• **Requirements**: Print the records below word for word, keeping every line in its original order.

>> Begin Provided data

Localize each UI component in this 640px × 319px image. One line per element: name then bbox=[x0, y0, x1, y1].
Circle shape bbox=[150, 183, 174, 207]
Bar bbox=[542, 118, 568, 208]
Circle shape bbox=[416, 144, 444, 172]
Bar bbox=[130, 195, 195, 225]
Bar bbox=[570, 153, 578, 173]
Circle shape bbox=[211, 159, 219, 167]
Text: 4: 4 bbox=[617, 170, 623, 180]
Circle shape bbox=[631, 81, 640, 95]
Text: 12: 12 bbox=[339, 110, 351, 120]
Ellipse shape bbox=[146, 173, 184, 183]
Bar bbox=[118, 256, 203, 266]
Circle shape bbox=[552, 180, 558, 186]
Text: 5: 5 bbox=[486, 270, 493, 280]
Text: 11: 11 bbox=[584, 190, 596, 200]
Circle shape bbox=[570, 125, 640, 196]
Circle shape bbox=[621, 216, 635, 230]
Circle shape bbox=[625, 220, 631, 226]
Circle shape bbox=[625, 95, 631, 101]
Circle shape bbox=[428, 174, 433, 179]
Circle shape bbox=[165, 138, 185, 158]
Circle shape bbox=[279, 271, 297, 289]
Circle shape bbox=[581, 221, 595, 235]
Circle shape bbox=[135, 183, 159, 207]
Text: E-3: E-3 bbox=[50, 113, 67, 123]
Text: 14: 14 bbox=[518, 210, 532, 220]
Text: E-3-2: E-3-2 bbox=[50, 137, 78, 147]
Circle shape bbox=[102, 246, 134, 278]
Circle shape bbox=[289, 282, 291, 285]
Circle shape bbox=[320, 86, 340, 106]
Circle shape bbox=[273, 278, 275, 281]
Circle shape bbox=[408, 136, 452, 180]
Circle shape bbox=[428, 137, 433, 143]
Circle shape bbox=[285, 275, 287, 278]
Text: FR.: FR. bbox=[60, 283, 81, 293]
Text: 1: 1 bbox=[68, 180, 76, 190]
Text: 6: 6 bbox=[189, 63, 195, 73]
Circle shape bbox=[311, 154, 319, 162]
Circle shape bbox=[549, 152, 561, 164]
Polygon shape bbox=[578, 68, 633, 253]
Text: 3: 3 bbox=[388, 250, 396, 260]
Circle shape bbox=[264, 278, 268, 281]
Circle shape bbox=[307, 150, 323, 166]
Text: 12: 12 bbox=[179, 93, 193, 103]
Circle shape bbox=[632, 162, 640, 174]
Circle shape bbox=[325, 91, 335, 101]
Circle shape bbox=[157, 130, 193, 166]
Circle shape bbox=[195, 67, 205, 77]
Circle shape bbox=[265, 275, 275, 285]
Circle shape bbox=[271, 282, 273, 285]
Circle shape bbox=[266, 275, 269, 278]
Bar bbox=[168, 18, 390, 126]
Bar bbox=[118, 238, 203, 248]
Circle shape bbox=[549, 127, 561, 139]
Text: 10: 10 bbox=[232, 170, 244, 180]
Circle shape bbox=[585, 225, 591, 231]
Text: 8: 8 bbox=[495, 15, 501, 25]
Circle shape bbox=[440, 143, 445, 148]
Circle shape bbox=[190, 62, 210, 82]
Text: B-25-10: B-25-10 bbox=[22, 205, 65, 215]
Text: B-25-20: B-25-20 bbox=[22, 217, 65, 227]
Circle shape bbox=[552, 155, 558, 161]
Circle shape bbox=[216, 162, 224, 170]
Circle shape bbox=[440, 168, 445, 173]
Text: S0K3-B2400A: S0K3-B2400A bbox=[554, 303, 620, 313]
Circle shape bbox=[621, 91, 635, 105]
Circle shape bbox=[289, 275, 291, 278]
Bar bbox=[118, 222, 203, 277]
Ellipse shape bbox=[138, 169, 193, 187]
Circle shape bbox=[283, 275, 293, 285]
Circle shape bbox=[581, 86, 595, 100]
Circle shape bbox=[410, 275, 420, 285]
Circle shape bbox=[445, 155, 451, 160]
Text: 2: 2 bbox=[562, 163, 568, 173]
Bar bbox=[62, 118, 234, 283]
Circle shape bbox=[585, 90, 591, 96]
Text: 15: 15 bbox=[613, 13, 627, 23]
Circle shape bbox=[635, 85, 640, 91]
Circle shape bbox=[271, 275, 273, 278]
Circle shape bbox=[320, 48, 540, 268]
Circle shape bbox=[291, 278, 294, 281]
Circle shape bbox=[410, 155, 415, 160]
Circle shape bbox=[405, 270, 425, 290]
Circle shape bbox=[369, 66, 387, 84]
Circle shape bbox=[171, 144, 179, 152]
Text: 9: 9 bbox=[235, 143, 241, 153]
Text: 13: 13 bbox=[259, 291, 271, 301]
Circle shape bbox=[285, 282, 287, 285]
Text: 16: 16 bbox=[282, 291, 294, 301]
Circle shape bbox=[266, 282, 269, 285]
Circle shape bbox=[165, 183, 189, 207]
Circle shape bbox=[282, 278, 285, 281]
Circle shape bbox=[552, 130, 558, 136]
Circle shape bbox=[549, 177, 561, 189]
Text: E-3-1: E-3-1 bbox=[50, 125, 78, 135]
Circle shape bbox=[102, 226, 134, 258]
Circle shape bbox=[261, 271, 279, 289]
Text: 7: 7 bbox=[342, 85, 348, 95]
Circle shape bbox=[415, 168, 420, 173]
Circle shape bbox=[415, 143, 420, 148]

>> End Provided data

• **Answer to the task**:
Localize each UI component in this 640px × 319px image. One line per element: name then bbox=[x0, y0, x1, y1].
Circle shape bbox=[150, 183, 174, 207]
Bar bbox=[542, 118, 568, 208]
Circle shape bbox=[416, 144, 444, 172]
Bar bbox=[130, 195, 195, 225]
Bar bbox=[570, 153, 578, 173]
Circle shape bbox=[211, 159, 219, 167]
Text: 4: 4 bbox=[617, 170, 623, 180]
Circle shape bbox=[631, 81, 640, 95]
Text: 12: 12 bbox=[339, 110, 351, 120]
Ellipse shape bbox=[146, 173, 184, 183]
Bar bbox=[118, 256, 203, 266]
Circle shape bbox=[552, 180, 558, 186]
Text: 5: 5 bbox=[486, 270, 493, 280]
Text: 11: 11 bbox=[584, 190, 596, 200]
Circle shape bbox=[570, 125, 640, 196]
Circle shape bbox=[621, 216, 635, 230]
Circle shape bbox=[625, 220, 631, 226]
Circle shape bbox=[625, 95, 631, 101]
Circle shape bbox=[428, 174, 433, 179]
Circle shape bbox=[165, 138, 185, 158]
Circle shape bbox=[279, 271, 297, 289]
Circle shape bbox=[581, 221, 595, 235]
Circle shape bbox=[135, 183, 159, 207]
Text: E-3: E-3 bbox=[50, 113, 67, 123]
Text: 14: 14 bbox=[518, 210, 532, 220]
Text: E-3-2: E-3-2 bbox=[50, 137, 78, 147]
Circle shape bbox=[102, 246, 134, 278]
Circle shape bbox=[289, 282, 291, 285]
Circle shape bbox=[320, 86, 340, 106]
Circle shape bbox=[273, 278, 275, 281]
Circle shape bbox=[408, 136, 452, 180]
Circle shape bbox=[428, 137, 433, 143]
Circle shape bbox=[285, 275, 287, 278]
Text: FR.: FR. bbox=[60, 283, 81, 293]
Text: 1: 1 bbox=[68, 180, 76, 190]
Text: 6: 6 bbox=[189, 63, 195, 73]
Circle shape bbox=[311, 154, 319, 162]
Circle shape bbox=[549, 152, 561, 164]
Polygon shape bbox=[578, 68, 633, 253]
Text: 3: 3 bbox=[388, 250, 396, 260]
Circle shape bbox=[264, 278, 268, 281]
Circle shape bbox=[307, 150, 323, 166]
Text: 12: 12 bbox=[179, 93, 193, 103]
Circle shape bbox=[632, 162, 640, 174]
Circle shape bbox=[325, 91, 335, 101]
Circle shape bbox=[157, 130, 193, 166]
Circle shape bbox=[195, 67, 205, 77]
Circle shape bbox=[265, 275, 275, 285]
Circle shape bbox=[271, 282, 273, 285]
Circle shape bbox=[266, 275, 269, 278]
Bar bbox=[168, 18, 390, 126]
Bar bbox=[118, 238, 203, 248]
Circle shape bbox=[549, 127, 561, 139]
Text: 10: 10 bbox=[232, 170, 244, 180]
Circle shape bbox=[585, 225, 591, 231]
Text: 8: 8 bbox=[495, 15, 501, 25]
Circle shape bbox=[440, 143, 445, 148]
Circle shape bbox=[190, 62, 210, 82]
Text: B-25-10: B-25-10 bbox=[22, 205, 65, 215]
Text: B-25-20: B-25-20 bbox=[22, 217, 65, 227]
Circle shape bbox=[552, 155, 558, 161]
Circle shape bbox=[216, 162, 224, 170]
Circle shape bbox=[440, 168, 445, 173]
Text: S0K3-B2400A: S0K3-B2400A bbox=[554, 303, 620, 313]
Circle shape bbox=[621, 91, 635, 105]
Circle shape bbox=[289, 275, 291, 278]
Bar bbox=[118, 222, 203, 277]
Ellipse shape bbox=[138, 169, 193, 187]
Circle shape bbox=[283, 275, 293, 285]
Circle shape bbox=[581, 86, 595, 100]
Circle shape bbox=[410, 275, 420, 285]
Circle shape bbox=[445, 155, 451, 160]
Text: 2: 2 bbox=[562, 163, 568, 173]
Bar bbox=[62, 118, 234, 283]
Circle shape bbox=[585, 90, 591, 96]
Text: 15: 15 bbox=[613, 13, 627, 23]
Circle shape bbox=[635, 85, 640, 91]
Circle shape bbox=[271, 275, 273, 278]
Circle shape bbox=[320, 48, 540, 268]
Circle shape bbox=[291, 278, 294, 281]
Circle shape bbox=[410, 155, 415, 160]
Circle shape bbox=[405, 270, 425, 290]
Circle shape bbox=[369, 66, 387, 84]
Circle shape bbox=[171, 144, 179, 152]
Text: 9: 9 bbox=[235, 143, 241, 153]
Text: 13: 13 bbox=[259, 291, 271, 301]
Circle shape bbox=[285, 282, 287, 285]
Text: 16: 16 bbox=[282, 291, 294, 301]
Circle shape bbox=[266, 282, 269, 285]
Circle shape bbox=[165, 183, 189, 207]
Circle shape bbox=[282, 278, 285, 281]
Circle shape bbox=[552, 130, 558, 136]
Circle shape bbox=[549, 177, 561, 189]
Text: E-3-1: E-3-1 bbox=[50, 125, 78, 135]
Circle shape bbox=[102, 226, 134, 258]
Circle shape bbox=[261, 271, 279, 289]
Text: 7: 7 bbox=[342, 85, 348, 95]
Circle shape bbox=[415, 168, 420, 173]
Circle shape bbox=[415, 143, 420, 148]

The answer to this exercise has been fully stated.